> Written instruction
In the data, extract each line that holds the string "InTouch".

(Stored data)
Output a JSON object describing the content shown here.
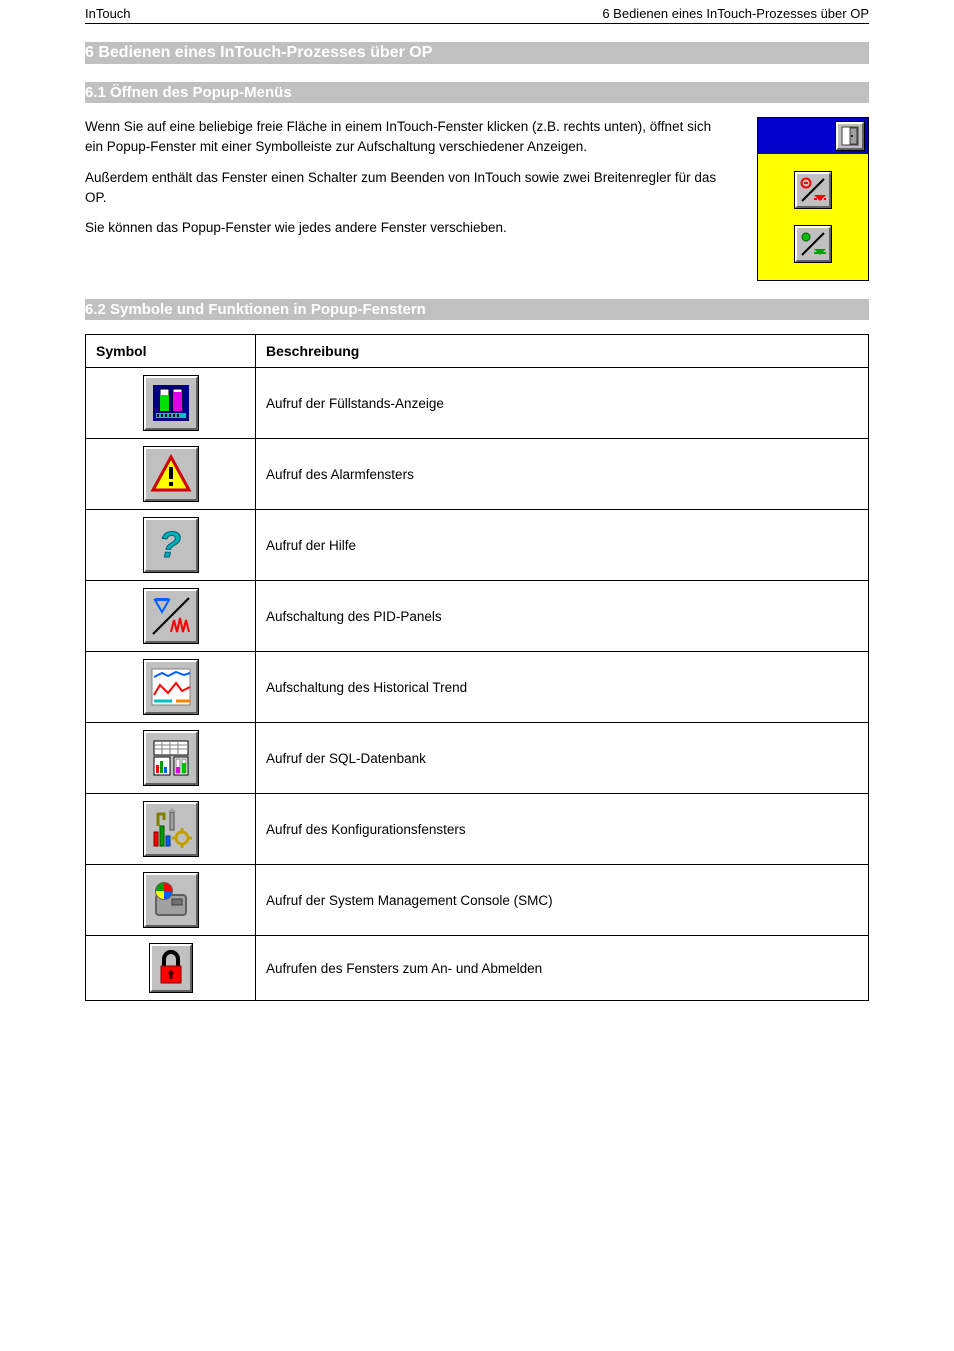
{
  "header": {
    "left": "InTouch",
    "right": "6 Bedienen eines InTouch-Prozesses über OP"
  },
  "h1": "6 Bedienen eines InTouch-Prozesses über OP",
  "h2a": "6.1 Öffnen des Popup-Menüs",
  "popup_text": {
    "p1": "Wenn Sie auf eine beliebige freie Fläche in einem InTouch-Fenster klicken (z.B. rechts unten), öffnet sich ein Popup-Fenster mit einer Symbolleiste zur Aufschaltung verschiedener Anzeigen.",
    "p2": "Außerdem enthält das Fenster einen Schalter zum Beenden von InTouch sowie zwei Breitenregler für das OP.",
    "p3": "Sie können das Popup-Fenster wie jedes andere Fenster verschieben."
  },
  "h2b": "6.2 Symbole und Funktionen in Popup-Fenstern",
  "table": {
    "hdr_icon": "Symbol",
    "hdr_desc": "Beschreibung",
    "rows": [
      {
        "key": "levels",
        "desc": "Aufruf der Füllstands-Anzeige"
      },
      {
        "key": "alarm",
        "desc": "Aufruf des Alarmfensters"
      },
      {
        "key": "help",
        "desc": "Aufruf der Hilfe"
      },
      {
        "key": "pid",
        "desc": "Aufschaltung des PID-Panels"
      },
      {
        "key": "trend",
        "desc": "Aufschaltung des Historical Trend"
      },
      {
        "key": "sql",
        "desc": "Aufruf der SQL-Datenbank"
      },
      {
        "key": "config",
        "desc": "Aufruf des Konfigurationsfensters"
      },
      {
        "key": "smc",
        "desc": "Aufruf der System Management Console (SMC)"
      },
      {
        "key": "lock",
        "desc": "Aufrufen des Fensters zum An- und Abmelden"
      }
    ]
  }
}
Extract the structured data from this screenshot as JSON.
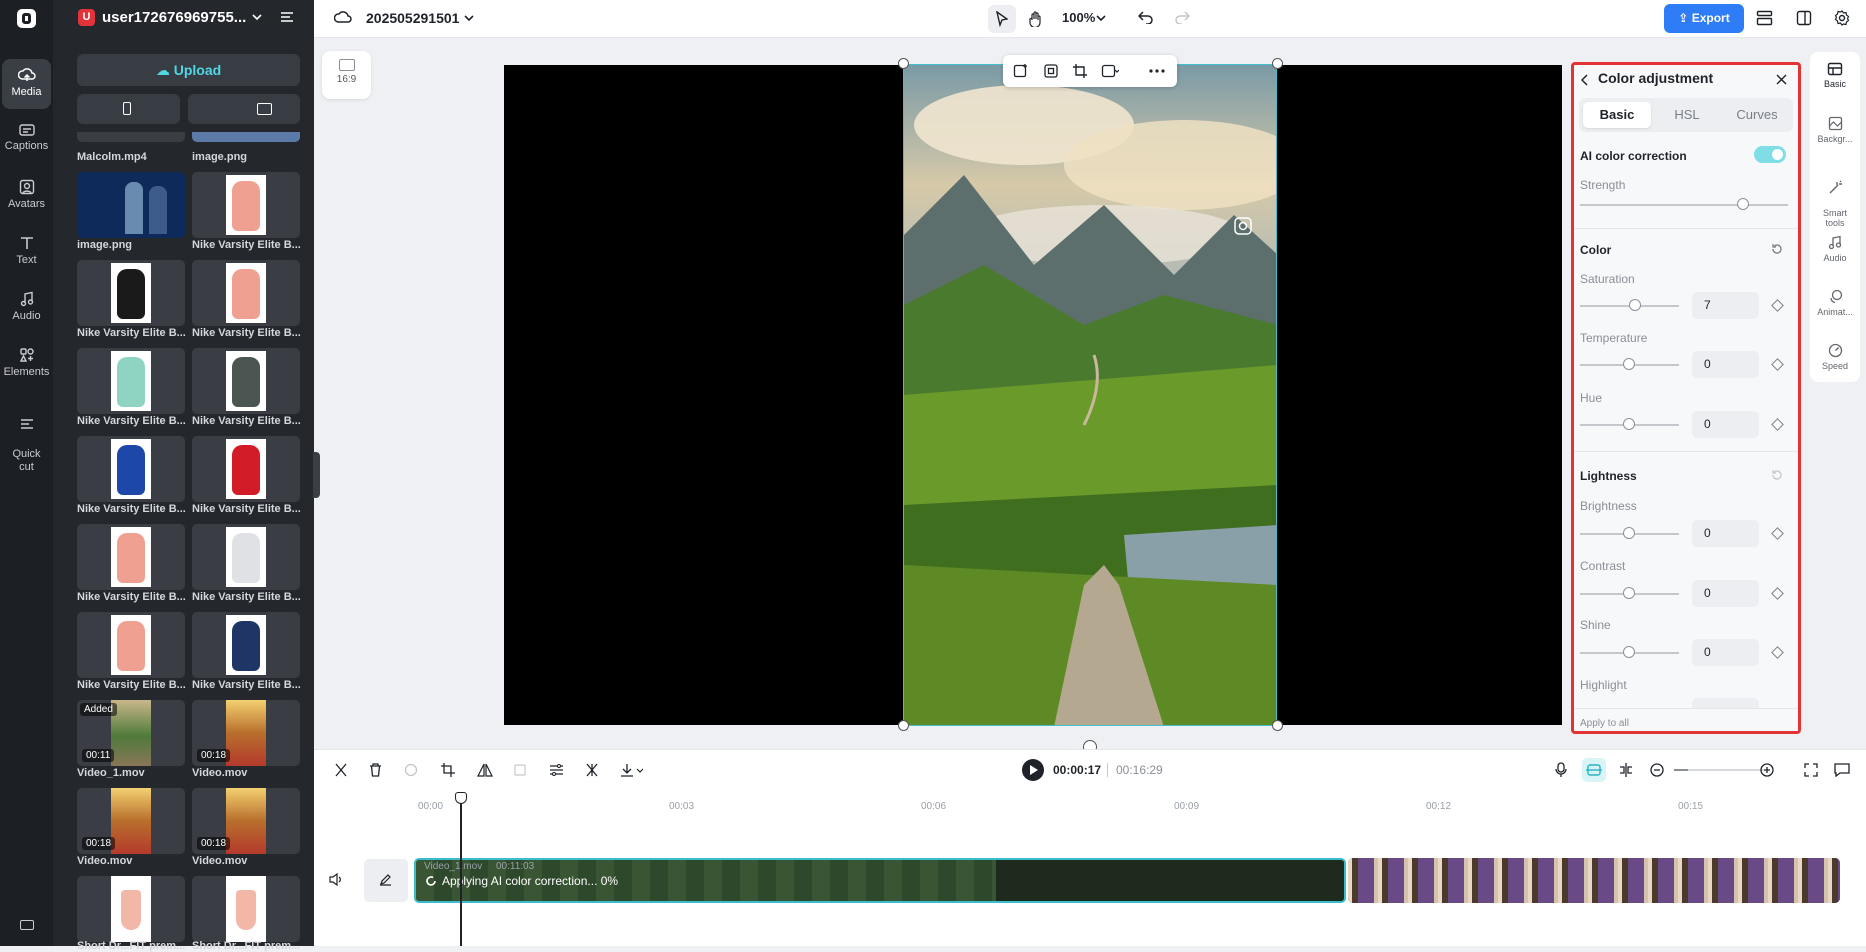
{
  "media_panel": {
    "user_initial": "U",
    "user_name": "user172676969755...",
    "upload_label": "Upload",
    "items": [
      {
        "label": "Malcolm.mp4"
      },
      {
        "label": "image.png"
      },
      {
        "label": "image.png"
      },
      {
        "label": "Nike Varsity Elite B..."
      },
      {
        "label": "Nike Varsity Elite B..."
      },
      {
        "label": "Nike Varsity Elite B..."
      },
      {
        "label": "Nike Varsity Elite B..."
      },
      {
        "label": "Nike Varsity Elite B..."
      },
      {
        "label": "Nike Varsity Elite B..."
      },
      {
        "label": "Nike Varsity Elite B..."
      },
      {
        "label": "Nike Varsity Elite B..."
      },
      {
        "label": "Nike Varsity Elite B..."
      },
      {
        "label": "Nike Varsity Elite B..."
      },
      {
        "label": "Nike Varsity Elite B..."
      },
      {
        "label": "Video_1.mov",
        "badge": "Added",
        "duration": "00:11"
      },
      {
        "label": "Video.mov",
        "duration": "00:18"
      },
      {
        "label": "Video.mov",
        "duration": "00:18"
      },
      {
        "label": "Video.mov",
        "duration": "00:18"
      },
      {
        "label": "Short Dr...FIT prem..."
      },
      {
        "label": "Short Dr...FIT prem..."
      }
    ]
  },
  "rail": [
    {
      "label": "Media"
    },
    {
      "label": "Captions"
    },
    {
      "label": "Avatars"
    },
    {
      "label": "Text"
    },
    {
      "label": "Audio"
    },
    {
      "label": "Elements"
    },
    {
      "label": "Quick\ncut"
    }
  ],
  "topbar": {
    "project_name": "202505291501",
    "zoom": "100%",
    "export_label": "Export"
  },
  "canvas": {
    "ratio_label": "16:9"
  },
  "color_adjustment": {
    "title": "Color adjustment",
    "tabs": [
      "Basic",
      "HSL",
      "Curves"
    ],
    "ai_label": "AI color correction",
    "ai_enabled": true,
    "strength_label": "Strength",
    "strength_value": 0.8,
    "color_section": "Color",
    "saturation_label": "Saturation",
    "saturation_value": "7",
    "temperature_label": "Temperature",
    "temperature_value": "0",
    "hue_label": "Hue",
    "hue_value": "0",
    "lightness_section": "Lightness",
    "brightness_label": "Brightness",
    "brightness_value": "0",
    "contrast_label": "Contrast",
    "contrast_value": "0",
    "shine_label": "Shine",
    "shine_value": "0",
    "highlight_label": "Highlight",
    "apply_all": "Apply to all"
  },
  "right_tools": [
    {
      "label": "Basic"
    },
    {
      "label": "Backgr..."
    },
    {
      "label": "Smart\ntools"
    },
    {
      "label": "Audio"
    },
    {
      "label": "Animat..."
    },
    {
      "label": "Speed"
    }
  ],
  "timeline": {
    "current_time": "00:00:17",
    "total_time": "00:16:29",
    "ruler": [
      "00:00",
      "00:03",
      "00:06",
      "00:09",
      "00:12",
      "00:15"
    ],
    "clip_name": "Video_1.mov",
    "clip_duration": "00:11:03",
    "clip_status": "Applying AI color correction... 0%"
  },
  "colors": {
    "accent": "#2e7df6",
    "selection": "#42c0cc",
    "highlight_border": "#e23434"
  }
}
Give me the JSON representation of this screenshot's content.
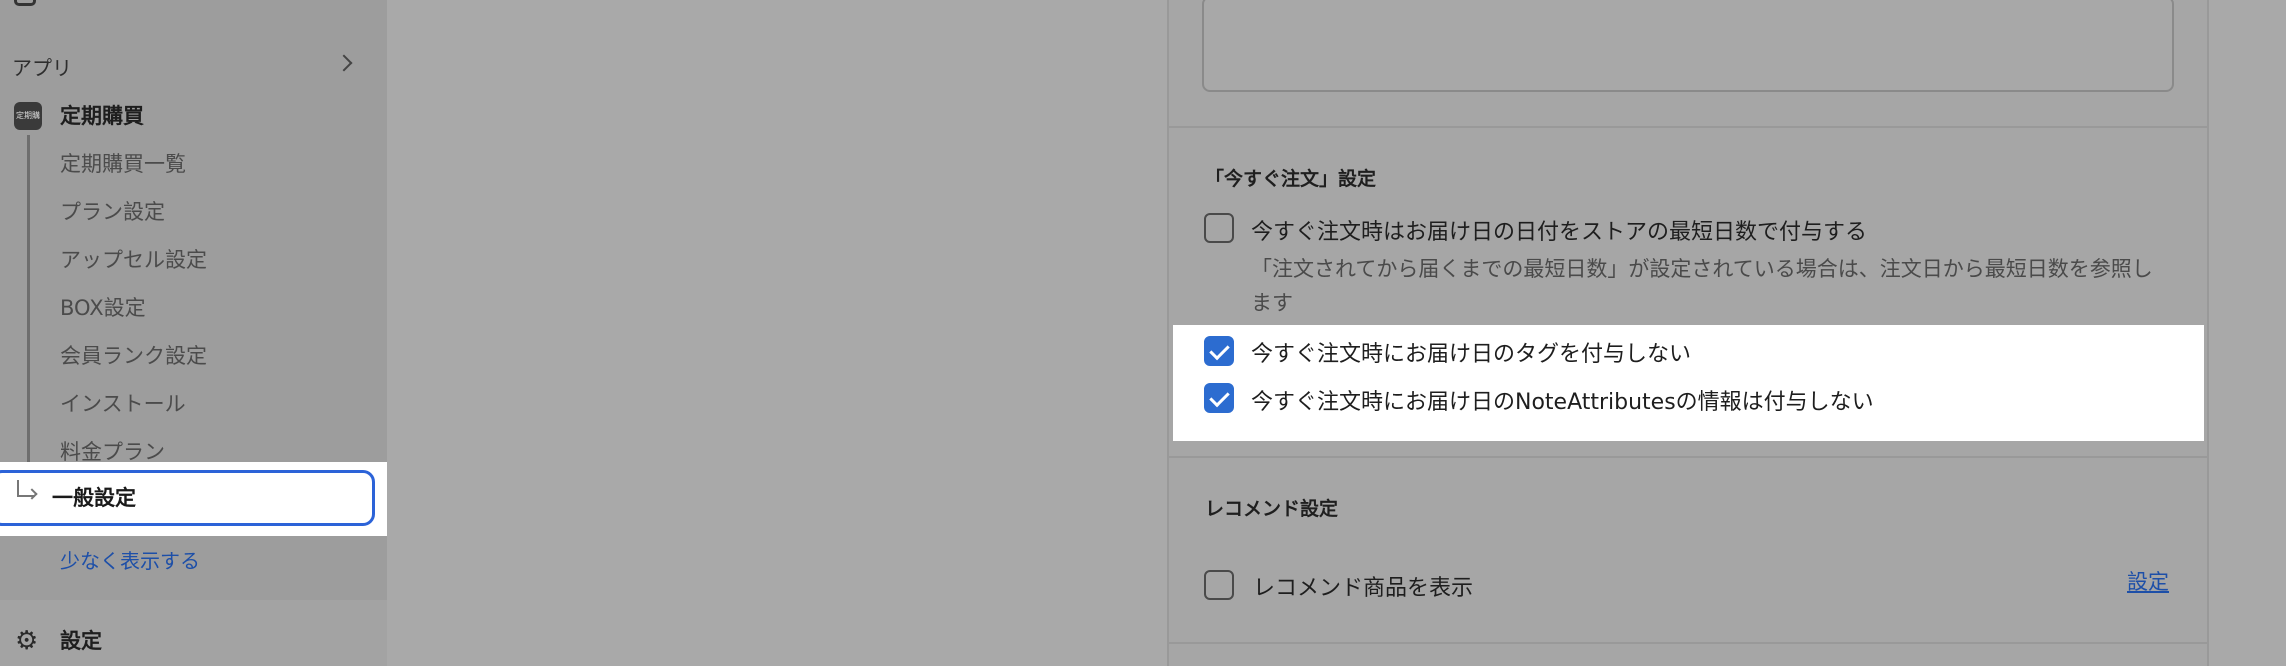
{
  "sidebar": {
    "apps_label": "アプリ",
    "app": {
      "icon_text": "定期購買",
      "name": "定期購買",
      "items": [
        {
          "label": "定期購買一覧"
        },
        {
          "label": "プラン設定"
        },
        {
          "label": "アップセル設定"
        },
        {
          "label": "BOX設定"
        },
        {
          "label": "会員ランク設定"
        },
        {
          "label": "インストール"
        },
        {
          "label": "料金プラン"
        }
      ],
      "active_item": "一般設定",
      "show_less": "少なく表示する"
    },
    "settings_label": "設定"
  },
  "order_now": {
    "title": "「今すぐ注文」設定",
    "options": [
      {
        "label": "今すぐ注文時はお届け日の日付をストアの最短日数で付与する",
        "checked": false,
        "help": "「注文されてから届くまでの最短日数」が設定されている場合は、注文日から最短日数を参照します"
      },
      {
        "label": "今すぐ注文時にお届け日のタグを付与しない",
        "checked": true
      },
      {
        "label": "今すぐ注文時にお届け日のNoteAttributesの情報は付与しない",
        "checked": true
      }
    ]
  },
  "recommend": {
    "title": "レコメンド設定",
    "option_label": "レコメンド商品を表示",
    "option_checked": false,
    "settings_link": "設定"
  },
  "colors": {
    "accent": "#2c6cd0",
    "link": "#1d4fa8",
    "overlay": "#a9a9a9"
  }
}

> Response to the task
    "left": "InTouch",
    "right": "6 Bedienen eines InTouch-Prozesses über OP"
  "h1": "6 Bedienen eines InTouch-Prozesses über OP",
    "p1": "Wenn Sie auf eine beliebige freie Fläche in einem InTouch-Fenster klicken (z.B. rechts unten), öffnet sich ein Popup-Fenster mit einer Symbolleiste zur Aufschaltung verschiedener Anzeigen.",
    "p2": "Außerdem enthält das Fenster einen Schalter zum Beenden von InTouch sowie zwei Breitenregler für das OP.",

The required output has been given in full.